■ Do this ■
Please print the full listing exactly.

■ Records for this exercise ■
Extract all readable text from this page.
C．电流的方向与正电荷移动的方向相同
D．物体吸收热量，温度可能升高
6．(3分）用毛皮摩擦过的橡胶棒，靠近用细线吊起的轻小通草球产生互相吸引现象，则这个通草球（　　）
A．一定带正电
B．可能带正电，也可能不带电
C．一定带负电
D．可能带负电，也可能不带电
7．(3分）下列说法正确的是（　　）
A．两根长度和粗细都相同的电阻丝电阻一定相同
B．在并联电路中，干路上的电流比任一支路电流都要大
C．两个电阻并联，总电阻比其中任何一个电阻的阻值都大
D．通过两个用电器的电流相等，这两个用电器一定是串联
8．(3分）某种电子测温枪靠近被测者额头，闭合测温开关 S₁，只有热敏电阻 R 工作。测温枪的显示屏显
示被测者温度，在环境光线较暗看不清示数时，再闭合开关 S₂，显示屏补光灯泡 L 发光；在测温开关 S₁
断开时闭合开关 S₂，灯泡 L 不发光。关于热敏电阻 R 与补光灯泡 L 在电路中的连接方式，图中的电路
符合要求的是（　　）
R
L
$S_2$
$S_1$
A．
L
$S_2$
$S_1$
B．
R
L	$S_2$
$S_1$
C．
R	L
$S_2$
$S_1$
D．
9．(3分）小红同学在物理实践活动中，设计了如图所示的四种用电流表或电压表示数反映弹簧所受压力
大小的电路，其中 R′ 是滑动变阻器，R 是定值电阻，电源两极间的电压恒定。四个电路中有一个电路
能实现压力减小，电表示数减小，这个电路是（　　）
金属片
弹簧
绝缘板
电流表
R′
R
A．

■ Output for this exercise ■
Extract all readable text from this page.
C．电流的方向与正电荷移动的方向相同
D．物体吸收热量，温度可能升高
6．(3分）用毛皮摩擦过的橡胶棒，靠近用细线吊起的轻小通草球产生互相吸引现象，则这个通草球（　　）
A．一定带正电
B．可能带正电，也可能不带电
C．一定带负电
D．可能带负电，也可能不带电
7．(3分）下列说法正确的是（　　）
A．两根长度和粗细都相同的电阻丝电阻一定相同
B．在并联电路中，干路上的电流比任一支路电流都要大
C．两个电阻并联，总电阻比其中任何一个电阻的阻值都大
D．通过两个用电器的电流相等，这两个用电器一定是串联
8．(3分）某种电子测温枪靠近被测者额头，闭合测温开关 S₁，只有热敏电阻 R 工作。测温枪的显示屏显
示被测者温度，在环境光线较暗看不清示数时，再闭合开关 S₂，显示屏补光灯泡 L 发光；在测温开关 S₁
断开时闭合开关 S₂，灯泡 L 不发光。关于热敏电阻 R 与补光灯泡 L 在电路中的连接方式，图中的电路
符合要求的是（　　）
R
L
$S_2$
$S_1$
A．
L
$S_2$
$S_1$
B．
R
L	$S_2$
$S_1$
C．
R	L
$S_2$
$S_1$
D．
9．(3分）小红同学在物理实践活动中，设计了如图所示的四种用电流表或电压表示数反映弹簧所受压力
大小的电路，其中 R′ 是滑动变阻器，R 是定值电阻，电源两极间的电压恒定。四个电路中有一个电路
能实现压力减小，电表示数减小，这个电路是（　　）
金属片
弹簧
绝缘板
电流表
R′
R
A．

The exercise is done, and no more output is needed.